_Data shown_
------------------------------------

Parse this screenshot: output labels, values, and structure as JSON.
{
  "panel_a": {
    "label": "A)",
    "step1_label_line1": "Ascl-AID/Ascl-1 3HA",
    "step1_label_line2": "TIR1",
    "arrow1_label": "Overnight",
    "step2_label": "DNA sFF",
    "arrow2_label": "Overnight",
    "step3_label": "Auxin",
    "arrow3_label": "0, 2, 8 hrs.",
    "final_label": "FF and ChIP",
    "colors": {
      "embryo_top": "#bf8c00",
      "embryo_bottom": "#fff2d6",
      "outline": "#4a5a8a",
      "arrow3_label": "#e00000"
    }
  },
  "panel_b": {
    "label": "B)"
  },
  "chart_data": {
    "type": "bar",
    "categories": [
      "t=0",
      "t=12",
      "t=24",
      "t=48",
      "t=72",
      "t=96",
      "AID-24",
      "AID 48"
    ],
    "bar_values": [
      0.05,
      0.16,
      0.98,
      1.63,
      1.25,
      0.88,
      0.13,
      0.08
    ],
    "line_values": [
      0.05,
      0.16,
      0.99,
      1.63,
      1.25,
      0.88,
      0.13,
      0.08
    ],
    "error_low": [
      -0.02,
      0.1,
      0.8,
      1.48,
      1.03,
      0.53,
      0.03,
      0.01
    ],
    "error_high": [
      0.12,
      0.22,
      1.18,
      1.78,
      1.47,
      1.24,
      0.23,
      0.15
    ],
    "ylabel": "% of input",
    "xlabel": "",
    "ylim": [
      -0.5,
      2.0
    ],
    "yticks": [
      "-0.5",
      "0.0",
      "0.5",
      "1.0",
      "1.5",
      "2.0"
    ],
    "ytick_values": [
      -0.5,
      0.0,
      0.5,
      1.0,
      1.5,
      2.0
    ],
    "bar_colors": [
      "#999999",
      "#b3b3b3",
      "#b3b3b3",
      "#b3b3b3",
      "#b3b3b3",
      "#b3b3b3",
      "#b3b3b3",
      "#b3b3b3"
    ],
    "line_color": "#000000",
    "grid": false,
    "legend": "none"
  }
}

------------------------------------

_Goal of the exercise_
Repeat each record exactly. Omit nothing.

_Solution_
Parse this screenshot: output labels, values, and structure as JSON.
{
  "panel_a": {
    "label": "A)",
    "step1_label_line1": "Ascl-AID/Ascl-1 3HA",
    "step1_label_line2": "TIR1",
    "arrow1_label": "Overnight",
    "step2_label": "DNA sFF",
    "arrow2_label": "Overnight",
    "step3_label": "Auxin",
    "arrow3_label": "0, 2, 8 hrs.",
    "final_label": "FF and ChIP",
    "colors": {
      "embryo_top": "#bf8c00",
      "embryo_bottom": "#fff2d6",
      "outline": "#4a5a8a",
      "arrow3_label": "#e00000"
    }
  },
  "panel_b": {
    "label": "B)"
  },
  "chart_data": {
    "type": "bar",
    "categories": [
      "t=0",
      "t=12",
      "t=24",
      "t=48",
      "t=72",
      "t=96",
      "AID-24",
      "AID 48"
    ],
    "bar_values": [
      0.05,
      0.16,
      0.98,
      1.63,
      1.25,
      0.88,
      0.13,
      0.08
    ],
    "line_values": [
      0.05,
      0.16,
      0.99,
      1.63,
      1.25,
      0.88,
      0.13,
      0.08
    ],
    "error_low": [
      -0.02,
      0.1,
      0.8,
      1.48,
      1.03,
      0.53,
      0.03,
      0.01
    ],
    "error_high": [
      0.12,
      0.22,
      1.18,
      1.78,
      1.47,
      1.24,
      0.23,
      0.15
    ],
    "ylabel": "% of input",
    "xlabel": "",
    "ylim": [
      -0.5,
      2.0
    ],
    "yticks": [
      "-0.5",
      "0.0",
      "0.5",
      "1.0",
      "1.5",
      "2.0"
    ],
    "ytick_values": [
      -0.5,
      0.0,
      0.5,
      1.0,
      1.5,
      2.0
    ],
    "bar_colors": [
      "#999999",
      "#b3b3b3",
      "#b3b3b3",
      "#b3b3b3",
      "#b3b3b3",
      "#b3b3b3",
      "#b3b3b3",
      "#b3b3b3"
    ],
    "line_color": "#000000",
    "grid": false,
    "legend": "none"
  }
}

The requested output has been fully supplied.